▸ **WORK REQUIRED**
In the listing below, find every line with the string "this" and pull it out.

▸ **INFORMATION PROVIDED**

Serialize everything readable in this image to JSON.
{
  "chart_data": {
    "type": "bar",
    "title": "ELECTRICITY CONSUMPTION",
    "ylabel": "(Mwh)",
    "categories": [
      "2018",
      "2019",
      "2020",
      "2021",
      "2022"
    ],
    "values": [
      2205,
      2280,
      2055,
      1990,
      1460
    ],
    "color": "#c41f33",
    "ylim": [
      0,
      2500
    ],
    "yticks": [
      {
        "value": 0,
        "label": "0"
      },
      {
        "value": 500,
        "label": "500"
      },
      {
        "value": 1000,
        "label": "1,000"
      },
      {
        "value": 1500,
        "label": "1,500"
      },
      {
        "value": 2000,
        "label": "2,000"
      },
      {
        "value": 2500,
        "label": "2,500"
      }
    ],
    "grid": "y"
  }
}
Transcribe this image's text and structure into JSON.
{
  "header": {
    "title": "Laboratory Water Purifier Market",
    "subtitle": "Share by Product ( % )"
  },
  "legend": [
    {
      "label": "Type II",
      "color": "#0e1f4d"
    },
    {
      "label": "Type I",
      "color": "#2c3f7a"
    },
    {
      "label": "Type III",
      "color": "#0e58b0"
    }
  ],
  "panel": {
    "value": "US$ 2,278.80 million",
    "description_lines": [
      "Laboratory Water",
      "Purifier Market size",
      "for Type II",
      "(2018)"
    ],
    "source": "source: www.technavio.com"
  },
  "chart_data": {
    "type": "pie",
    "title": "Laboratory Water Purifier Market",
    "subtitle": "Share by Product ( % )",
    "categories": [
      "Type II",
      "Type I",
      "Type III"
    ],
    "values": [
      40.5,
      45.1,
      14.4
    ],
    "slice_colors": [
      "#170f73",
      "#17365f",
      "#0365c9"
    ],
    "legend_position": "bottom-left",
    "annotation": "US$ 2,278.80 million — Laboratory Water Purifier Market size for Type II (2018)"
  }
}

* * *

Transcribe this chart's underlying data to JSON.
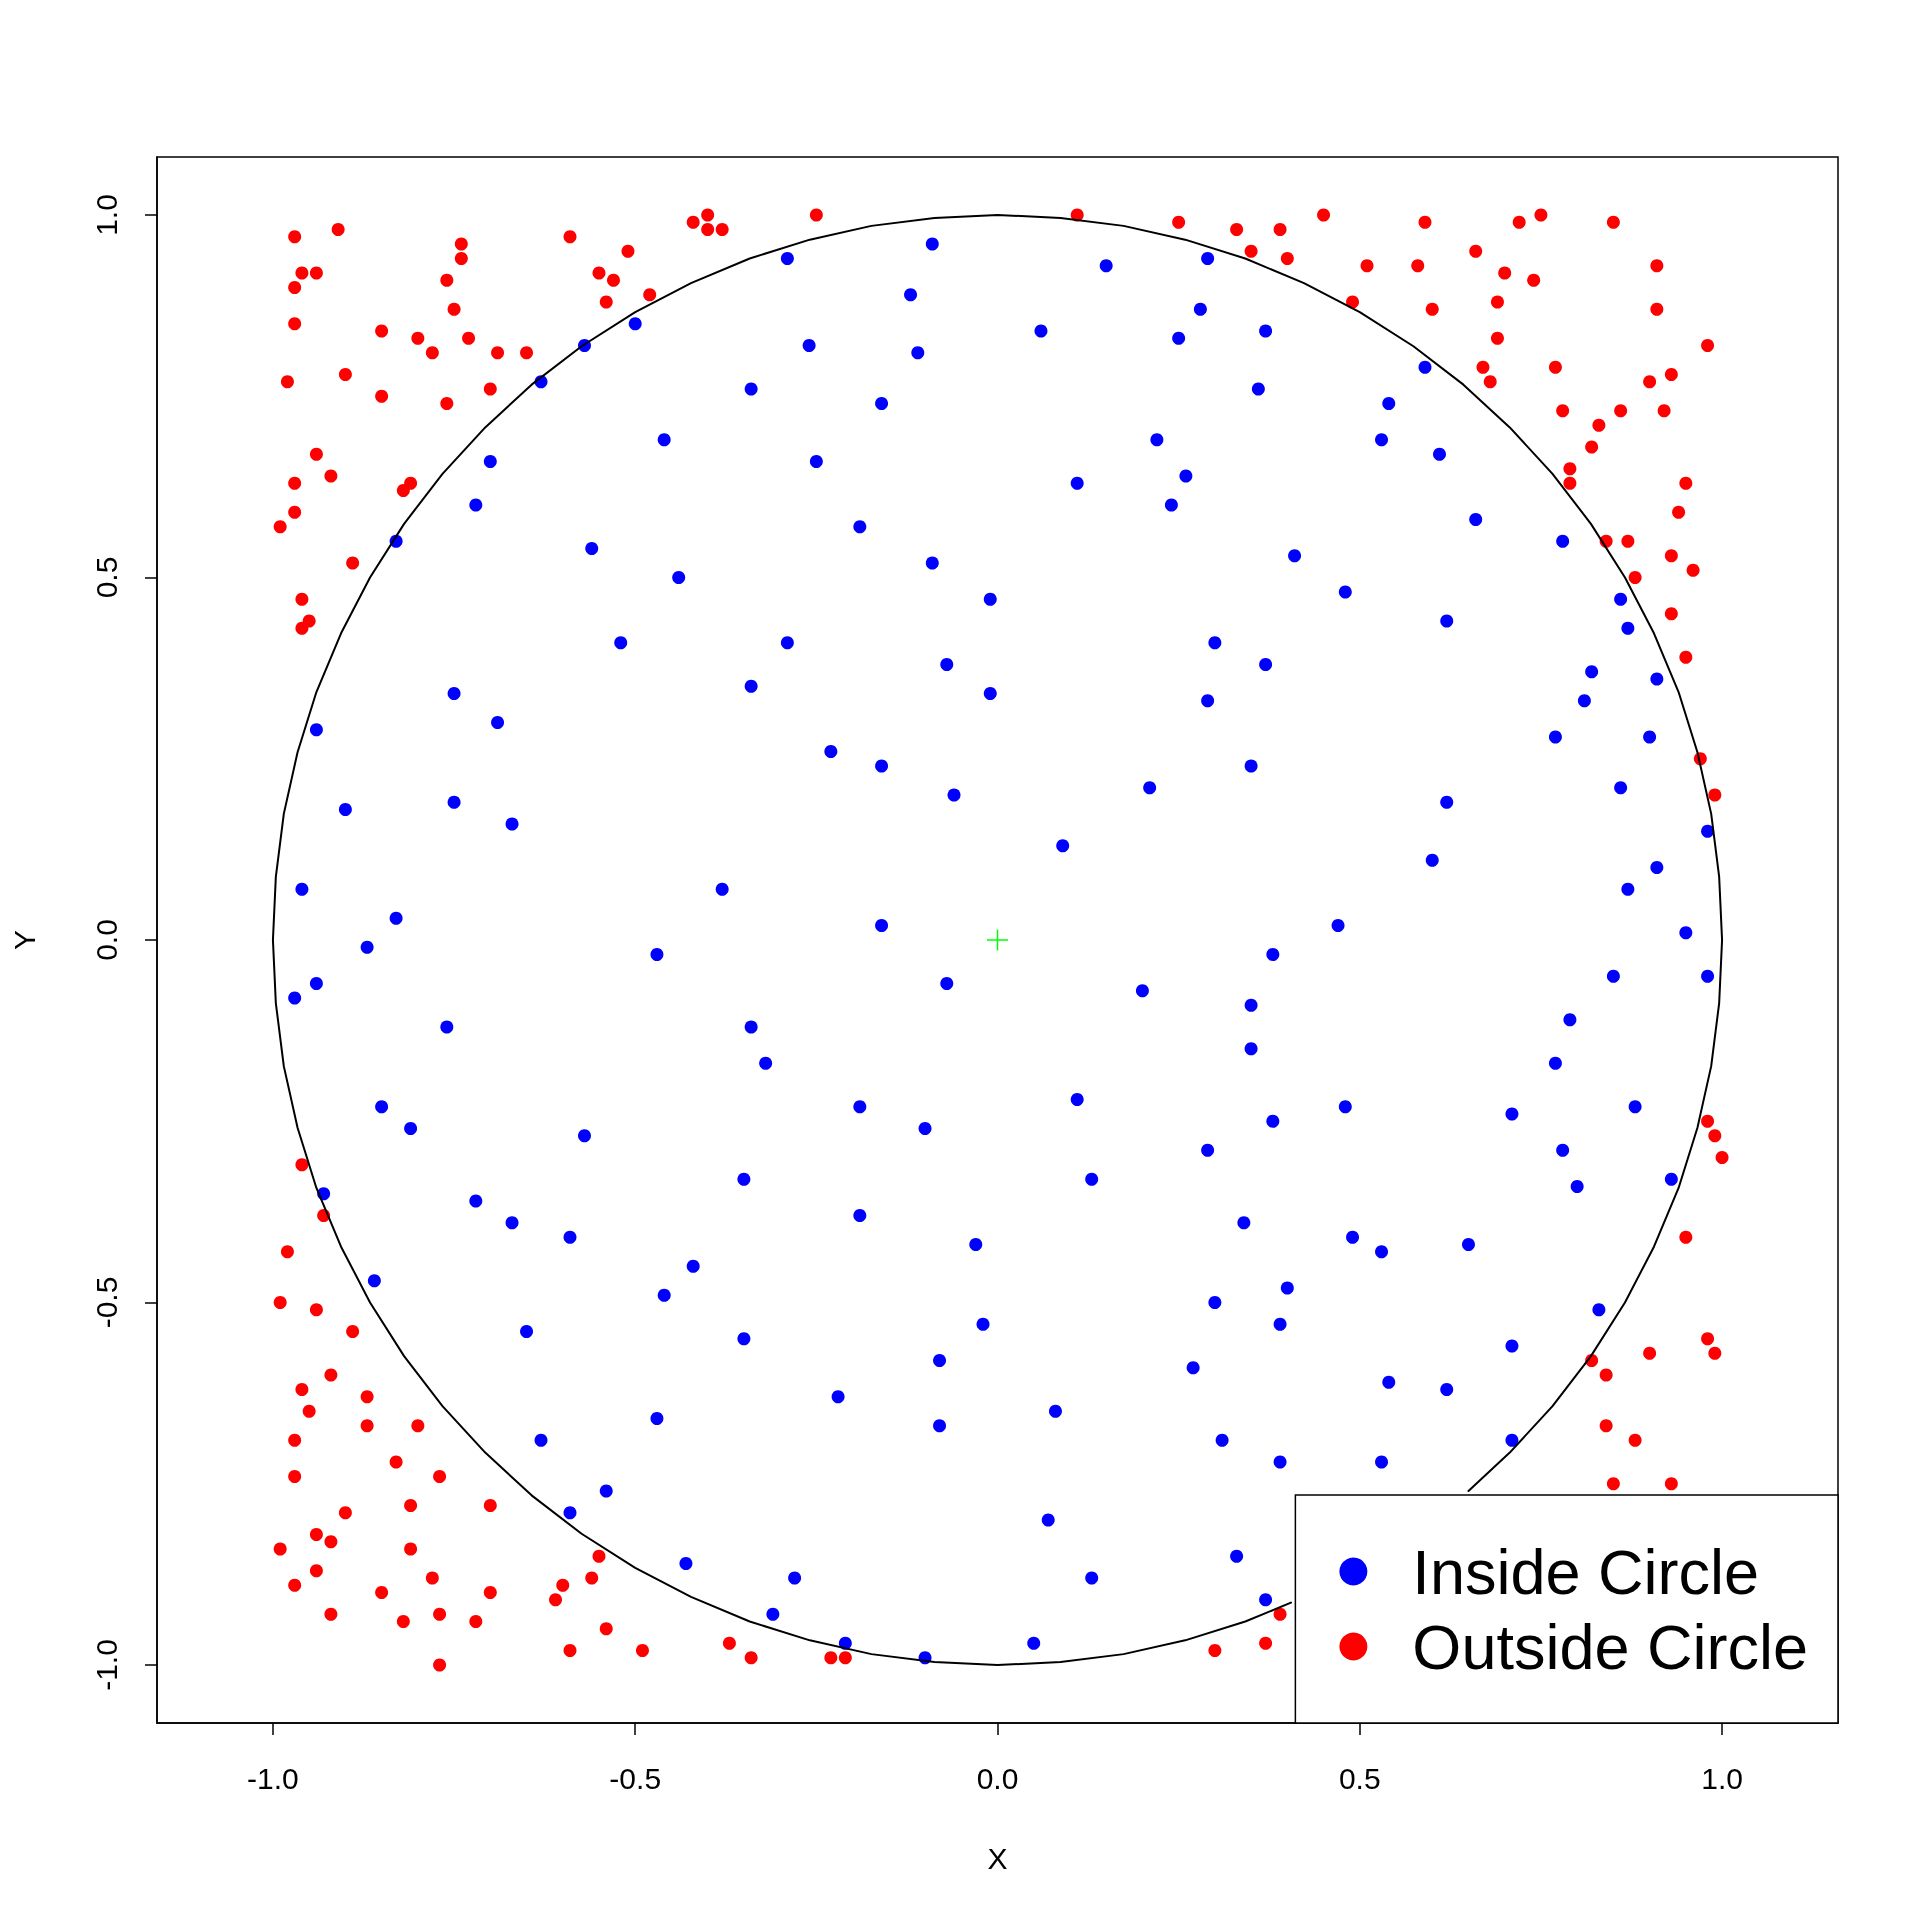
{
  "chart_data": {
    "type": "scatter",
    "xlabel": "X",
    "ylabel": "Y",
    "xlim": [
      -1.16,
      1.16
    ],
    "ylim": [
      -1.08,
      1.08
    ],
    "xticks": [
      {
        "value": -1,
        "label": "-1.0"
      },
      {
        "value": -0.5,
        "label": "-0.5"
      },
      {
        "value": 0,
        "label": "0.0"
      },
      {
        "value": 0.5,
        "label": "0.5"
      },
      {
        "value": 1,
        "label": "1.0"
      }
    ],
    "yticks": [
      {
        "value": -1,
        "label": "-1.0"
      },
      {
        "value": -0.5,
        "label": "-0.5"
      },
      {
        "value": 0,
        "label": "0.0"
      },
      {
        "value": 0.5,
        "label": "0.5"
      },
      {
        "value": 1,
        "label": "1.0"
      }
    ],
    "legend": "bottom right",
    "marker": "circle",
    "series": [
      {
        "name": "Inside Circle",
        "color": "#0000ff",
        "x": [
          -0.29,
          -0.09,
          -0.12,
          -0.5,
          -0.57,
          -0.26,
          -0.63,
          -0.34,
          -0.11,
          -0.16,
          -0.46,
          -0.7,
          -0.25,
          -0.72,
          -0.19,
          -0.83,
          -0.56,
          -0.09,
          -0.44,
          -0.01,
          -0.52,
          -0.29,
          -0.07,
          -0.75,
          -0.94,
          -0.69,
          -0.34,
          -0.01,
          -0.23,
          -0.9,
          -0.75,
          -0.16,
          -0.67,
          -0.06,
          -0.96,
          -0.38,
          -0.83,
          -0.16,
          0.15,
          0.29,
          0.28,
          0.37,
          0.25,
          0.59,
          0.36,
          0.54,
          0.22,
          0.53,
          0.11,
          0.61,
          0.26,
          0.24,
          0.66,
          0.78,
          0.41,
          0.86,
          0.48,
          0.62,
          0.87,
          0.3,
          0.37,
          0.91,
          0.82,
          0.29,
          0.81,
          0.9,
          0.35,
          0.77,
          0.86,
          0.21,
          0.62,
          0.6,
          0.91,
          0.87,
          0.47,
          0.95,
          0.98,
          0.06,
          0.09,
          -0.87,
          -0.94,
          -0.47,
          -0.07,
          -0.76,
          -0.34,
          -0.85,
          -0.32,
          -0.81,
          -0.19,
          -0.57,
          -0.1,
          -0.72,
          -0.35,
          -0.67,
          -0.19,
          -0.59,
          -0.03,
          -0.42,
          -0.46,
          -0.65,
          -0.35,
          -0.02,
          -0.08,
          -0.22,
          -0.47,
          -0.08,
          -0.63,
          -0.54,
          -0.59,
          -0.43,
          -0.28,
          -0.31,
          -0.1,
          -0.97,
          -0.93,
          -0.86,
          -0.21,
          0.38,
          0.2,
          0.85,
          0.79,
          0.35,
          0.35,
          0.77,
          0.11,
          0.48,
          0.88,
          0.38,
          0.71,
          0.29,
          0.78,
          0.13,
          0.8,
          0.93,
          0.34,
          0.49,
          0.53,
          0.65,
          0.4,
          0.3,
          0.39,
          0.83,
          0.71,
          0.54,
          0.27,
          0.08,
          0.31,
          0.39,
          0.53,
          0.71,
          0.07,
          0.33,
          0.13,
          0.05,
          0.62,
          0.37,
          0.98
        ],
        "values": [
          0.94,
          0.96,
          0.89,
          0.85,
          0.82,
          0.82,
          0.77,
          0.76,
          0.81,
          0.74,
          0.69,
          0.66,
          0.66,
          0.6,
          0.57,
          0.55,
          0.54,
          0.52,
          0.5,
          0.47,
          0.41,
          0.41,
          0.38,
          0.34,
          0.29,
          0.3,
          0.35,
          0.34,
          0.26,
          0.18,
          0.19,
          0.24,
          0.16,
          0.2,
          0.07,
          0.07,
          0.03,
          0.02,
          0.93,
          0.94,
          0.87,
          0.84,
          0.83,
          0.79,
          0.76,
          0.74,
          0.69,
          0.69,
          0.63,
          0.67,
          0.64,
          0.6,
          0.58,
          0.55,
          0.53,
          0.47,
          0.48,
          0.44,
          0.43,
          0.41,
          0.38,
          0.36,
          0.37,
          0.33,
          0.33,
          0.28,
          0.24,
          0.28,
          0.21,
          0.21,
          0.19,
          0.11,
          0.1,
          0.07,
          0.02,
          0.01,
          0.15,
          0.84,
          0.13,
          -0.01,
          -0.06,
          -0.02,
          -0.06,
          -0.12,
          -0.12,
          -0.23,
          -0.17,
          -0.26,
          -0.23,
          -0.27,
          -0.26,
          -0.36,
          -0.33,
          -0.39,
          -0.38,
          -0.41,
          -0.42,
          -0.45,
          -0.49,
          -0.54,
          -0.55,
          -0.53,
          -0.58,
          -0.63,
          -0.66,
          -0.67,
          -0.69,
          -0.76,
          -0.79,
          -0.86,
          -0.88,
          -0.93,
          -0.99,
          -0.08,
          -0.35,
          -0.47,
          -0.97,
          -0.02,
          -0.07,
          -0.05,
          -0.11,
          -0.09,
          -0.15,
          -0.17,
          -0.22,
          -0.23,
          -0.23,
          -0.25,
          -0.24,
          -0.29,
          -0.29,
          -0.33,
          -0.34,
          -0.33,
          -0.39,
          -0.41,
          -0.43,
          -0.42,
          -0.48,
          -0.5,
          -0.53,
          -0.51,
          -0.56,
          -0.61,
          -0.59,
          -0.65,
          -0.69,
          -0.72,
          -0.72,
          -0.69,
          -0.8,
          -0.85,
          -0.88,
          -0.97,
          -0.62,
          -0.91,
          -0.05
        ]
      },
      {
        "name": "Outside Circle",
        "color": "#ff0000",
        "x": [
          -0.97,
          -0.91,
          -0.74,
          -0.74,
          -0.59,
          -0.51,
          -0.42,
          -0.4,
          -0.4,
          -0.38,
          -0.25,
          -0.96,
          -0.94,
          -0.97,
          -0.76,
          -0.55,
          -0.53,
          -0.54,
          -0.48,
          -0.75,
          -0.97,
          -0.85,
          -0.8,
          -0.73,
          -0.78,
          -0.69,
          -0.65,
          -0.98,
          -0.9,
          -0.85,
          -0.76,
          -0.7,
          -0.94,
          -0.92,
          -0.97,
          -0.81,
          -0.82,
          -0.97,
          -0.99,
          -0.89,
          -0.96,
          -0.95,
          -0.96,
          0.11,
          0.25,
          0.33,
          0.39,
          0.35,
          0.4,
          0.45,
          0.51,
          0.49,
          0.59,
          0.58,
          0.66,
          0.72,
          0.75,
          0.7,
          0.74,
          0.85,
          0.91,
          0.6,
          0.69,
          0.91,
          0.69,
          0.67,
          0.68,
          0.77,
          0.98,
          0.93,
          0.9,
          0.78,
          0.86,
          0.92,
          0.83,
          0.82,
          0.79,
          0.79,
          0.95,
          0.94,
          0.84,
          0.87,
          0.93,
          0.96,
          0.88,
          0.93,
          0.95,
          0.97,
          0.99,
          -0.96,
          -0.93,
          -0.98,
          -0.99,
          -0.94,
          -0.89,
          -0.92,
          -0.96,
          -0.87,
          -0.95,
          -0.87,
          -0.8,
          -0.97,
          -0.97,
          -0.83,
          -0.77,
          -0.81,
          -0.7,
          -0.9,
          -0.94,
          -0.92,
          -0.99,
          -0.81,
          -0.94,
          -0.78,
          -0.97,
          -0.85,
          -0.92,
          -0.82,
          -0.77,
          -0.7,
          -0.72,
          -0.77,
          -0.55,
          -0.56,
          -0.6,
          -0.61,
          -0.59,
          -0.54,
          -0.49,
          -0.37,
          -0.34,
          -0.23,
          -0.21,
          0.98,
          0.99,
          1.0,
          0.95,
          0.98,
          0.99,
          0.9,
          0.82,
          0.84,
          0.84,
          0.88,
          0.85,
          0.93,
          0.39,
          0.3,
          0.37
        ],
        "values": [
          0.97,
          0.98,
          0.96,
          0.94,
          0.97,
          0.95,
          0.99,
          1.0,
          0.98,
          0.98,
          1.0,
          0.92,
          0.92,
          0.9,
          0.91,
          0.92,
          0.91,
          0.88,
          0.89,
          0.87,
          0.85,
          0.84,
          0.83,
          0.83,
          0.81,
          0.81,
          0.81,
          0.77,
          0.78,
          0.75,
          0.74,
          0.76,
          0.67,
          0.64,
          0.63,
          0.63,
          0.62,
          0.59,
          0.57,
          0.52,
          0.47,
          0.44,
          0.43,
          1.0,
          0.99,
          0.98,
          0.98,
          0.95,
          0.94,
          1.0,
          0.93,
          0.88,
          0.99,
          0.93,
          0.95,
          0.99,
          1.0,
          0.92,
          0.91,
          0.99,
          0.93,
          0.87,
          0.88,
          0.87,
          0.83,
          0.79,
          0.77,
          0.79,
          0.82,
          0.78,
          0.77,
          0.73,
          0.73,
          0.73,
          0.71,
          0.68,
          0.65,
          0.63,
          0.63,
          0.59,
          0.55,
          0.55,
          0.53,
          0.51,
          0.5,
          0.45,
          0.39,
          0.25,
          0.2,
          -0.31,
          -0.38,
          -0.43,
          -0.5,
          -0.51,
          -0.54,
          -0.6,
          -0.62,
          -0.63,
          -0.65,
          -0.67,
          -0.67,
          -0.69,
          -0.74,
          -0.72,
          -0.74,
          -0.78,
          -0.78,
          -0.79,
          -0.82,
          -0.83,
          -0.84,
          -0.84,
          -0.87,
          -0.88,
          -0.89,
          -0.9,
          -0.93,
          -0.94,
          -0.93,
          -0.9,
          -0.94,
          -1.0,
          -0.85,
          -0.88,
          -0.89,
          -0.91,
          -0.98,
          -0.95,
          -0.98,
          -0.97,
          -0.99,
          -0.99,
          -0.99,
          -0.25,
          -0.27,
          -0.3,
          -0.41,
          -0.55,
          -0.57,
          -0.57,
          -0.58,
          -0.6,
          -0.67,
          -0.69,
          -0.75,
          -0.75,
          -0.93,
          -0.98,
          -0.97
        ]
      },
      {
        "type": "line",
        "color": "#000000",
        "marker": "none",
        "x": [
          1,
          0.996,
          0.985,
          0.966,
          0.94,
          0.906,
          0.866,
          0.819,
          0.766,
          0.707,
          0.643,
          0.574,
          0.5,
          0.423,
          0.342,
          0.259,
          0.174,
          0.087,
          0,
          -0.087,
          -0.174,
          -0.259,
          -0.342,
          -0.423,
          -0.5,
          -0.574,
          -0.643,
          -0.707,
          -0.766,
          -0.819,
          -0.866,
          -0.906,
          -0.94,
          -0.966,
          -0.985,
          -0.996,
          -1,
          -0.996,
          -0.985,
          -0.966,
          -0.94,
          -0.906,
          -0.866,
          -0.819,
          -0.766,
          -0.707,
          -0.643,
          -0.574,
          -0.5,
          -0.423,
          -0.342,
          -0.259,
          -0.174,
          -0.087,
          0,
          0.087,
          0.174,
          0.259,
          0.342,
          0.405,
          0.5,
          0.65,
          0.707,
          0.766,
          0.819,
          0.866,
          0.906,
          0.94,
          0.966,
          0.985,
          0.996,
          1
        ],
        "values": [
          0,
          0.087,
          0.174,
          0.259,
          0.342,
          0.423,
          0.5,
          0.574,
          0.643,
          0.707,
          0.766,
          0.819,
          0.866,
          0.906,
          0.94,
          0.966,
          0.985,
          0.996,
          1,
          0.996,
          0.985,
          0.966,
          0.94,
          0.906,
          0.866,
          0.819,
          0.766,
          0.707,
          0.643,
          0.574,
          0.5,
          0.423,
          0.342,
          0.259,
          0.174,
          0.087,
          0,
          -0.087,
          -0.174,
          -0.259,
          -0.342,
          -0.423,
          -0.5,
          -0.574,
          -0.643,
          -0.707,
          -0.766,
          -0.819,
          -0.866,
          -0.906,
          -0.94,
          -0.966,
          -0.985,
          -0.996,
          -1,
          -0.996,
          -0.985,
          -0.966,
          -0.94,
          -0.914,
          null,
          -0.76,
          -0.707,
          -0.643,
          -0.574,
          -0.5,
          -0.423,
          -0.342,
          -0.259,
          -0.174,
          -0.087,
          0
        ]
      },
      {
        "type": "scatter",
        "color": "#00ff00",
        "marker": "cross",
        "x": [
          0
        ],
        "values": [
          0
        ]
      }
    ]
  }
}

▸ **WRITTEN RESPONSE**
Serialize everything readable in this image to JSON.
Transcribe this image's text and structure into JSON.
Transcribe this chart's underlying data to JSON.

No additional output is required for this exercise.